Find the lines that contain the word "subject" and copy each one.

Stored rows:
______

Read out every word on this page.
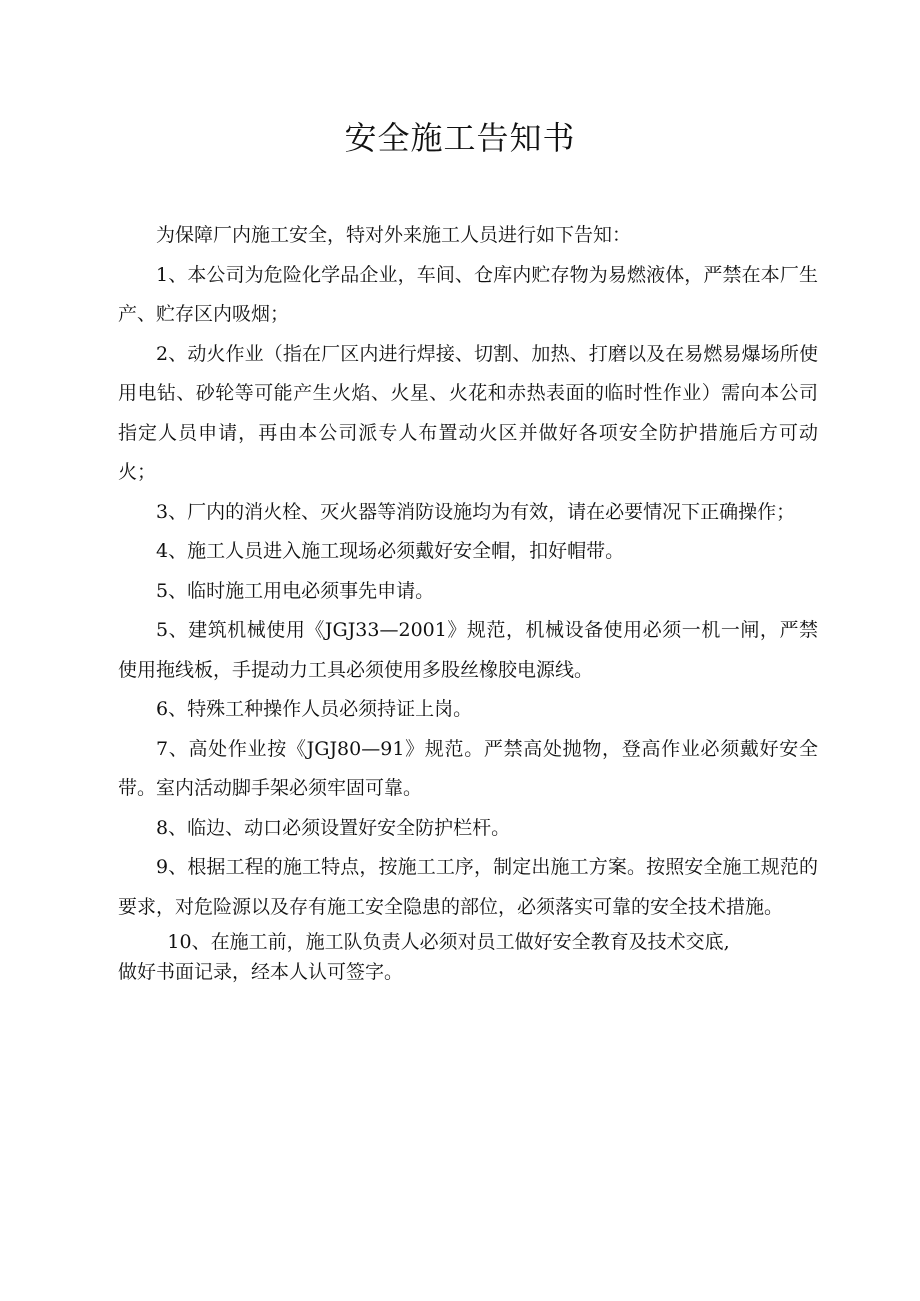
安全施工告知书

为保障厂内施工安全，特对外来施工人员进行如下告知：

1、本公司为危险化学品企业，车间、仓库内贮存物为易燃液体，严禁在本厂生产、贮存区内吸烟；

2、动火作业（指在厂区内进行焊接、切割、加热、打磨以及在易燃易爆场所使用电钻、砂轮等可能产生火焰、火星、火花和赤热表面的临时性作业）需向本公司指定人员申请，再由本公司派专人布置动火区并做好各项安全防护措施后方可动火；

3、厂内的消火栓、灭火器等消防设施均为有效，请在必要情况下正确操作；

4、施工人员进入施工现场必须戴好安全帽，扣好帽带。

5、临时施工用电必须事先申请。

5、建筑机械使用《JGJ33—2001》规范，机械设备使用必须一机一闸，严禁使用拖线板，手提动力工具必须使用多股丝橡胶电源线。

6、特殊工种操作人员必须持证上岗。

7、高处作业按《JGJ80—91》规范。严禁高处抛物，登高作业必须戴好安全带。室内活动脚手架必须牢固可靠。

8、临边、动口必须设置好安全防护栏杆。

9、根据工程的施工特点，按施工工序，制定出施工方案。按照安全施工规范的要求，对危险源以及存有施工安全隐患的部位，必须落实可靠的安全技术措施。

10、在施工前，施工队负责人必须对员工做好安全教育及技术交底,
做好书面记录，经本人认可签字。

______

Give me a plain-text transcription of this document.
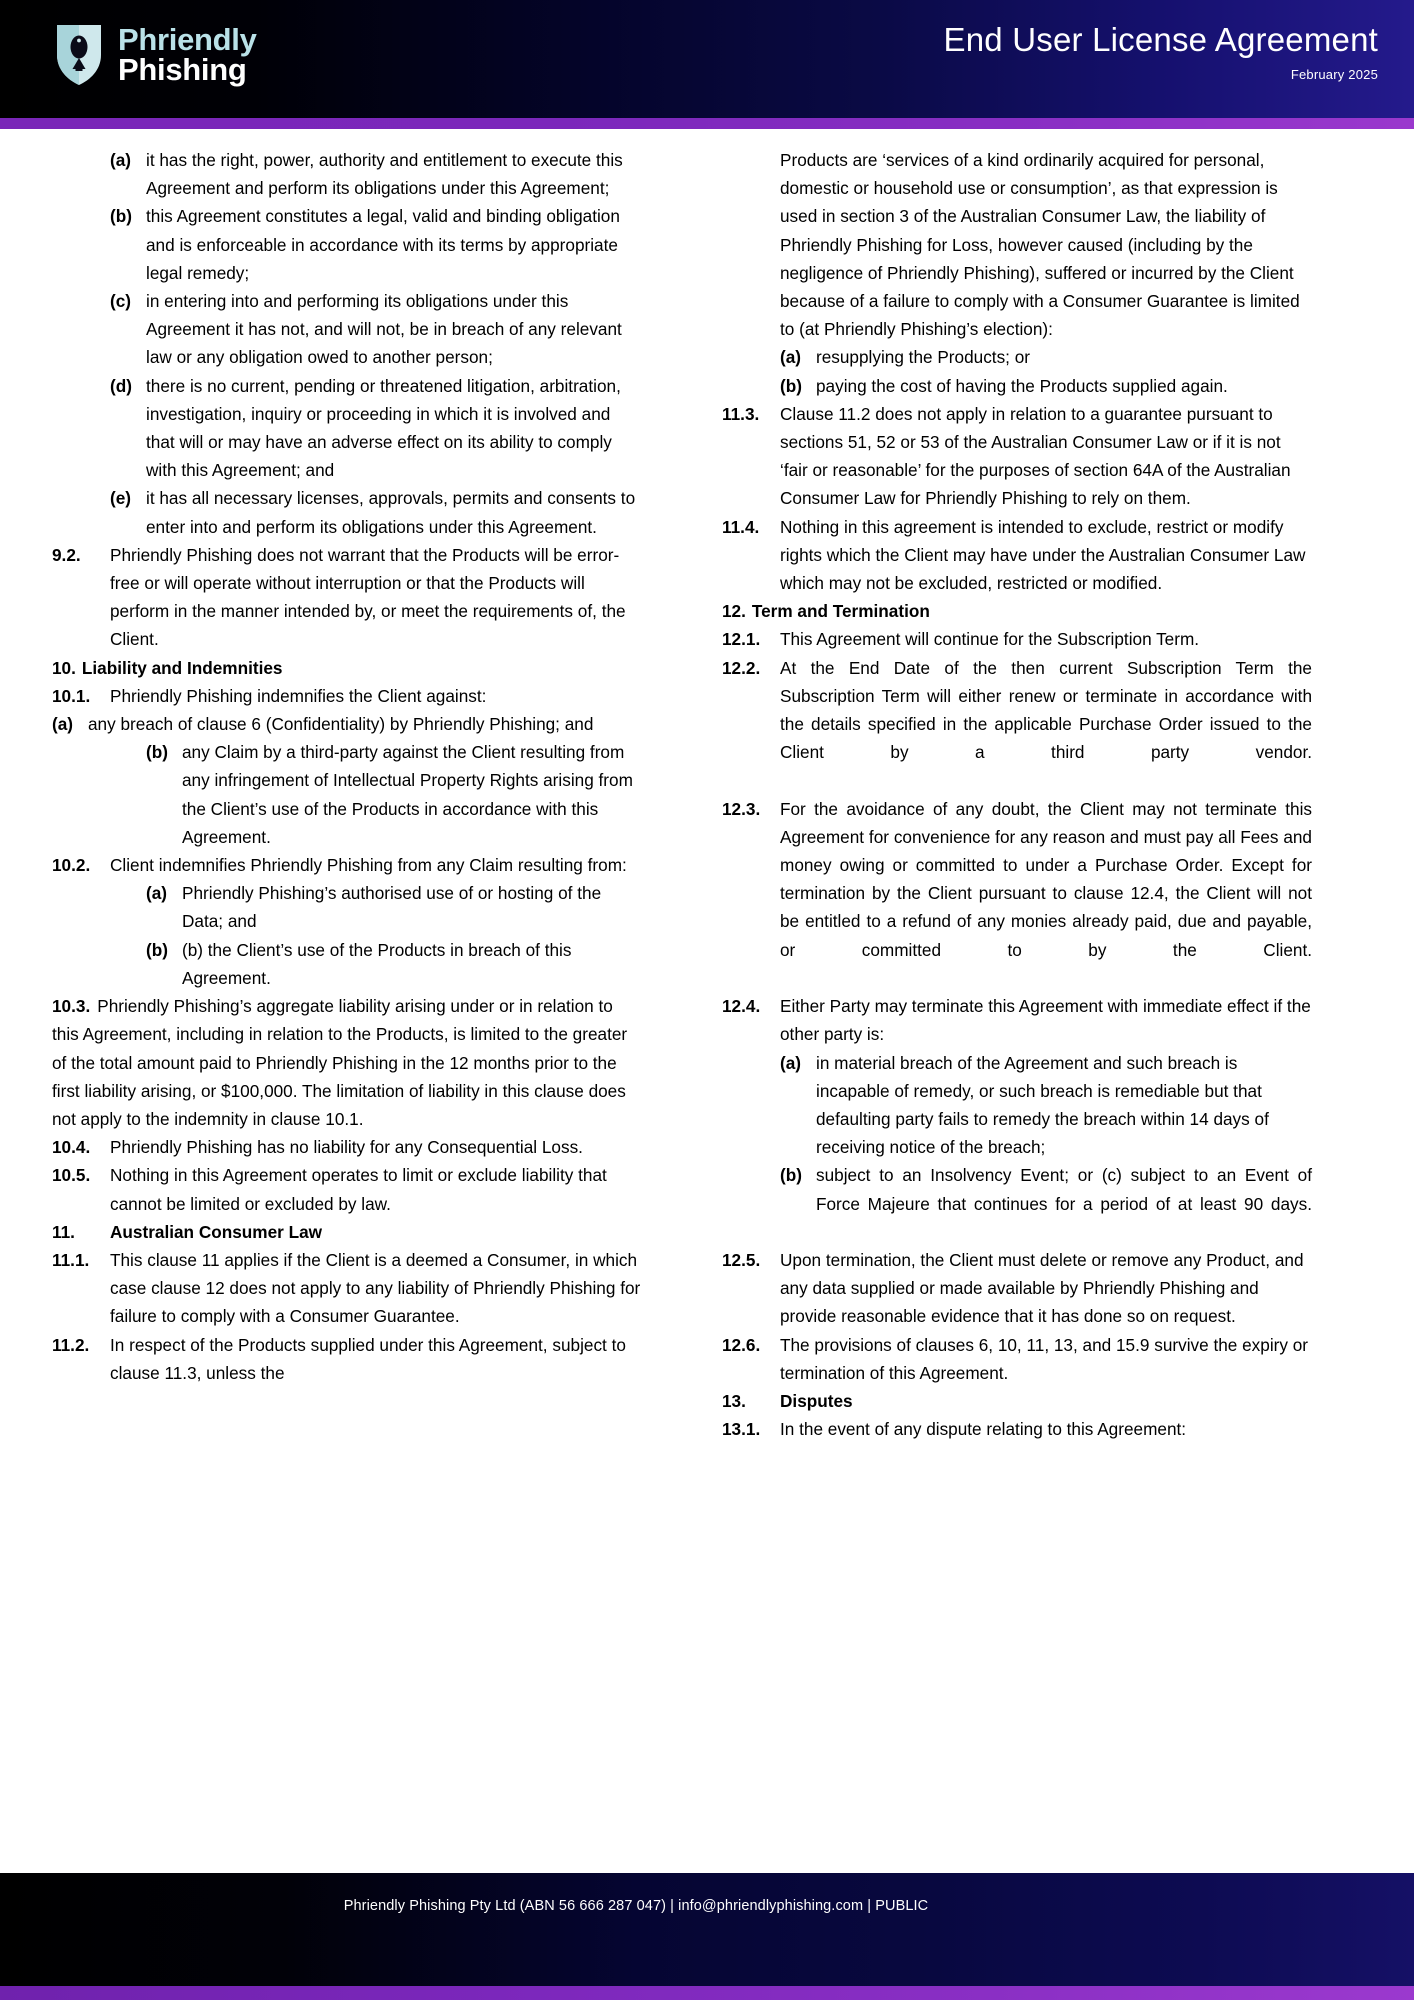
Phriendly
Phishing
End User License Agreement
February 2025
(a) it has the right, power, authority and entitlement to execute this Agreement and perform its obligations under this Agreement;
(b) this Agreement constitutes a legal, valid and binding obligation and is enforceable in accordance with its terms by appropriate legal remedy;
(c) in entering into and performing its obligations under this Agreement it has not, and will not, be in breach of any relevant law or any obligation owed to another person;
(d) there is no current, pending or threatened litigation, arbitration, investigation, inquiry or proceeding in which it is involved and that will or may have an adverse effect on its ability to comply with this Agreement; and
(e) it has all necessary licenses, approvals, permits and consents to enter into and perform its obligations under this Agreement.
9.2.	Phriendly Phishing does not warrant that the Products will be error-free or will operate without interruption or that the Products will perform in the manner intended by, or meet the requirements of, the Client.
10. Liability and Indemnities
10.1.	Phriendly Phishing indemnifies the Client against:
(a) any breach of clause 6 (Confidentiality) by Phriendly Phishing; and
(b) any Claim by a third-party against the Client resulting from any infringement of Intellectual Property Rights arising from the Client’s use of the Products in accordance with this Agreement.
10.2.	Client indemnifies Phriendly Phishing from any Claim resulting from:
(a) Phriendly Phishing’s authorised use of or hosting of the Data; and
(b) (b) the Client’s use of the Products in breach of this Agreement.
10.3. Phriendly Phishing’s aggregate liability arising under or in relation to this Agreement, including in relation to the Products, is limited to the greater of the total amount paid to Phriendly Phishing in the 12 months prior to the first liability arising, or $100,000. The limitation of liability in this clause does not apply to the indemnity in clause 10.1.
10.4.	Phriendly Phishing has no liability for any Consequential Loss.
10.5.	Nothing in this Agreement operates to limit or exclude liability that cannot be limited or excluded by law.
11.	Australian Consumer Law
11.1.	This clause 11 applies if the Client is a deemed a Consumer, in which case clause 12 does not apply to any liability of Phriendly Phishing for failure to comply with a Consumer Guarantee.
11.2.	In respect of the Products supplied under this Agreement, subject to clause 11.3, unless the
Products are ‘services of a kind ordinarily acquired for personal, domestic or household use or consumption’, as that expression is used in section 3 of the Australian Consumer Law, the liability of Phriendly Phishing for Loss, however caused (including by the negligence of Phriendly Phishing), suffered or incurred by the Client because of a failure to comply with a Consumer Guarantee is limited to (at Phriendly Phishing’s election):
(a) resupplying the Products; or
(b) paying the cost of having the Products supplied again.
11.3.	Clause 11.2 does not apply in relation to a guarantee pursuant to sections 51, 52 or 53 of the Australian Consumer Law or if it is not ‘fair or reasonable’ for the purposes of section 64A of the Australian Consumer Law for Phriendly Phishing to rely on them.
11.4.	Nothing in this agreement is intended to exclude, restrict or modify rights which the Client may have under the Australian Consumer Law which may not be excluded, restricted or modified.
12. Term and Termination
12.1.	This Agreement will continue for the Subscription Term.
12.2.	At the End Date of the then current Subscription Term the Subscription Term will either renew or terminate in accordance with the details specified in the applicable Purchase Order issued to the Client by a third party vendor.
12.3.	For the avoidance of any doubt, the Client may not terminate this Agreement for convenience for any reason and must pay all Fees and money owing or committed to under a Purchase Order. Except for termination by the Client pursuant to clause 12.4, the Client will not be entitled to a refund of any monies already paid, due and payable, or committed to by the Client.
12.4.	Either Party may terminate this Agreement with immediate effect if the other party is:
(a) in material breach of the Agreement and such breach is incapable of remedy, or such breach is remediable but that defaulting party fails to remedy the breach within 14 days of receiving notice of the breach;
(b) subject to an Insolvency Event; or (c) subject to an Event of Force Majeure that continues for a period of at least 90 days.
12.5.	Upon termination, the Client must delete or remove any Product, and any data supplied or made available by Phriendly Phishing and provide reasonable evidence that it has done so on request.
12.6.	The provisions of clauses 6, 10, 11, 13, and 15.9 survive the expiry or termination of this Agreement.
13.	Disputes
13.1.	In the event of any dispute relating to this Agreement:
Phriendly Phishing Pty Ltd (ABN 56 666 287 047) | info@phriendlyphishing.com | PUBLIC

______

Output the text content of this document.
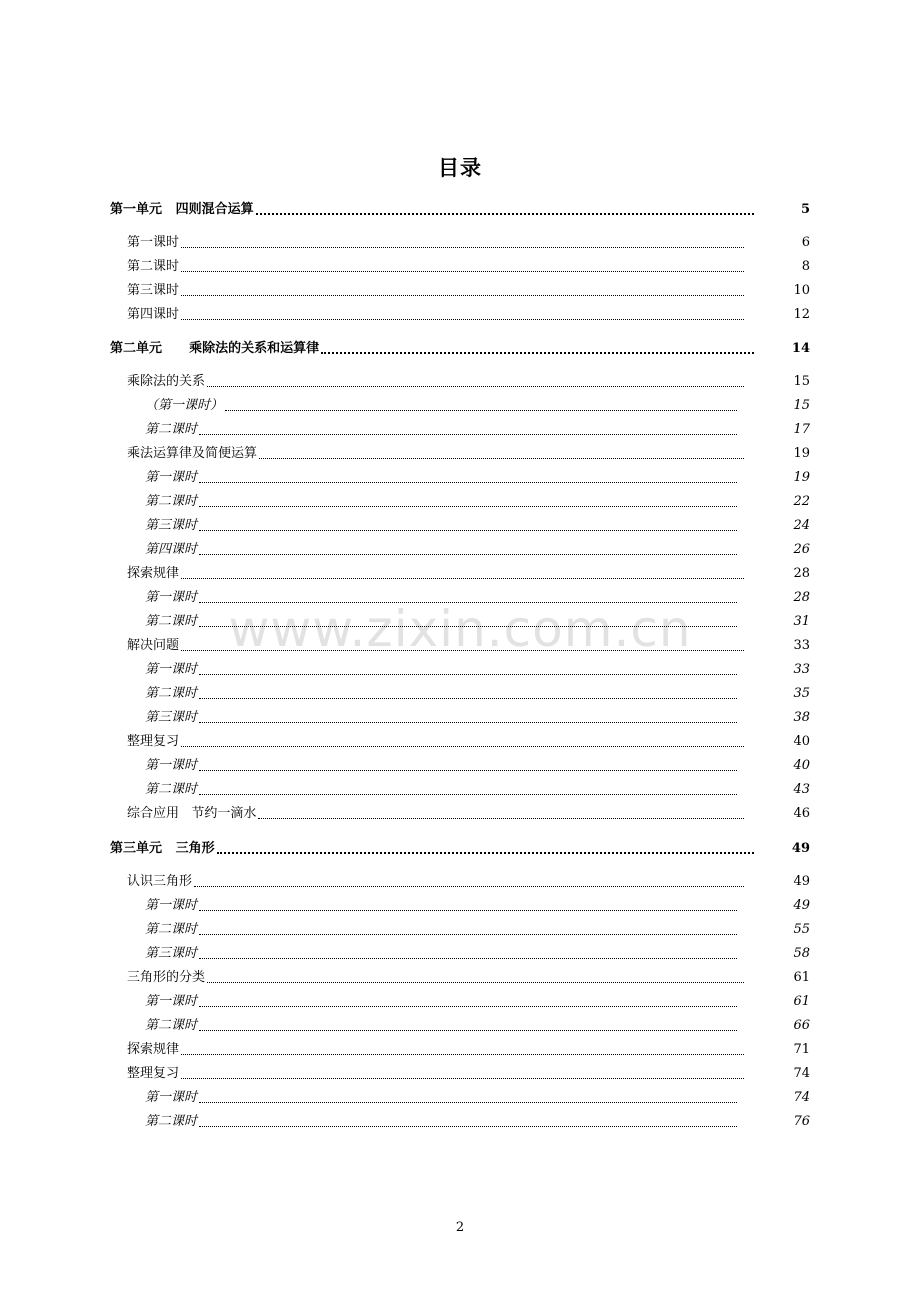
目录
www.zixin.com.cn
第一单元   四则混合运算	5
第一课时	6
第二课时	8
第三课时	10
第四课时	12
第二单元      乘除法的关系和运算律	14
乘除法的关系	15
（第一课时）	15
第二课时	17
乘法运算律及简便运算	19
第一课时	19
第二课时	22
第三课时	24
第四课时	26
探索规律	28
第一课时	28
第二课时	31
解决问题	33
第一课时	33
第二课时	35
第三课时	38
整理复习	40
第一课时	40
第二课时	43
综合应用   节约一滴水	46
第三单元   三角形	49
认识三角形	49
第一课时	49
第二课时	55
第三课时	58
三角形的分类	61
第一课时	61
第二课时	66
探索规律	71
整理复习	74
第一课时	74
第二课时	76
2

______

Task response:
11.2.	In respect of the Products supplied under this Agreement, subject to clause 11.3, unless the
(b) subject to an Insolvency Event; or (c) subject to an Event of Force Majeure that continues for a period of at least 90 days.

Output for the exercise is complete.